◆ WHAT IS ASKED: Exactly reproduce each record listed below.

[start of EXCERPTED DATA]

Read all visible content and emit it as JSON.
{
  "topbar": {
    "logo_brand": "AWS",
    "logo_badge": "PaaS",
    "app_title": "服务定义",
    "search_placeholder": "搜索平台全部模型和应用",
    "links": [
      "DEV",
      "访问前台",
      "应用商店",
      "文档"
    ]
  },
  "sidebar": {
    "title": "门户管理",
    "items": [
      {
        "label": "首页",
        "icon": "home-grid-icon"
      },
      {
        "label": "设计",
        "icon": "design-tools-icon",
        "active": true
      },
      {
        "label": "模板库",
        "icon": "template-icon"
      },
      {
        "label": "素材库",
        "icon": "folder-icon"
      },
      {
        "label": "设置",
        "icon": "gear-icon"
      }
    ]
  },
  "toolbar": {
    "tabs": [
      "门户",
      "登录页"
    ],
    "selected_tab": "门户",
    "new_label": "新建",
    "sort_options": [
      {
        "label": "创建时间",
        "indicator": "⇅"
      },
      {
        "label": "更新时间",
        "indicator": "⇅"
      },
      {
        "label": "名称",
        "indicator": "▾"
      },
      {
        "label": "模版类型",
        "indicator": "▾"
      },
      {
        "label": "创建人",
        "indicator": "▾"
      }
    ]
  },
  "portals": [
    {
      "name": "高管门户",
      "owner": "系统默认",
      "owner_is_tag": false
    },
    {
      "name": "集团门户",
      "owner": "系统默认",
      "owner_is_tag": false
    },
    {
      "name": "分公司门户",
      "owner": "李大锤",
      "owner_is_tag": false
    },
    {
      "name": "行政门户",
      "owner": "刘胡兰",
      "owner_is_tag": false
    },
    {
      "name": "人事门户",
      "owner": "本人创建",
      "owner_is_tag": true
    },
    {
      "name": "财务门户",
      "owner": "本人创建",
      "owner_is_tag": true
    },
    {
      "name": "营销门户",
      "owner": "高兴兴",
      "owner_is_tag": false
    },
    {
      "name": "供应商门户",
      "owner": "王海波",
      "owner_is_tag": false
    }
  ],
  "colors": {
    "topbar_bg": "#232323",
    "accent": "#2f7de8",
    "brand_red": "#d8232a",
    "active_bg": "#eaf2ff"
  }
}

[end of EXCERPTED DATA]

◆ SOLUTION TO THIS EXERCISE:
Read all visible content and emit it as JSON.
{
  "topbar": {
    "logo_brand": "AWS",
    "logo_badge": "PaaS",
    "app_title": "服务定义",
    "search_placeholder": "搜索平台全部模型和应用",
    "links": [
      "DEV",
      "访问前台",
      "应用商店",
      "文档"
    ]
  },
  "sidebar": {
    "title": "门户管理",
    "items": [
      {
        "label": "首页",
        "icon": "home-grid-icon"
      },
      {
        "label": "设计",
        "icon": "design-tools-icon",
        "active": true
      },
      {
        "label": "模板库",
        "icon": "template-icon"
      },
      {
        "label": "素材库",
        "icon": "folder-icon"
      },
      {
        "label": "设置",
        "icon": "gear-icon"
      }
    ]
  },
  "toolbar": {
    "tabs": [
      "门户",
      "登录页"
    ],
    "selected_tab": "门户",
    "new_label": "新建",
    "sort_options": [
      {
        "label": "创建时间",
        "indicator": "⇅"
      },
      {
        "label": "更新时间",
        "indicator": "⇅"
      },
      {
        "label": "名称",
        "indicator": "▾"
      },
      {
        "label": "模版类型",
        "indicator": "▾"
      },
      {
        "label": "创建人",
        "indicator": "▾"
      }
    ]
  },
  "portals": [
    {
      "name": "高管门户",
      "owner": "系统默认",
      "owner_is_tag": false
    },
    {
      "name": "集团门户",
      "owner": "系统默认",
      "owner_is_tag": false
    },
    {
      "name": "分公司门户",
      "owner": "李大锤",
      "owner_is_tag": false
    },
    {
      "name": "行政门户",
      "owner": "刘胡兰",
      "owner_is_tag": false
    },
    {
      "name": "人事门户",
      "owner": "本人创建",
      "owner_is_tag": true
    },
    {
      "name": "财务门户",
      "owner": "本人创建",
      "owner_is_tag": true
    },
    {
      "name": "营销门户",
      "owner": "高兴兴",
      "owner_is_tag": false
    },
    {
      "name": "供应商门户",
      "owner": "王海波",
      "owner_is_tag": false
    }
  ],
  "colors": {
    "topbar_bg": "#232323",
    "accent": "#2f7de8",
    "brand_red": "#d8232a",
    "active_bg": "#eaf2ff"
  }
}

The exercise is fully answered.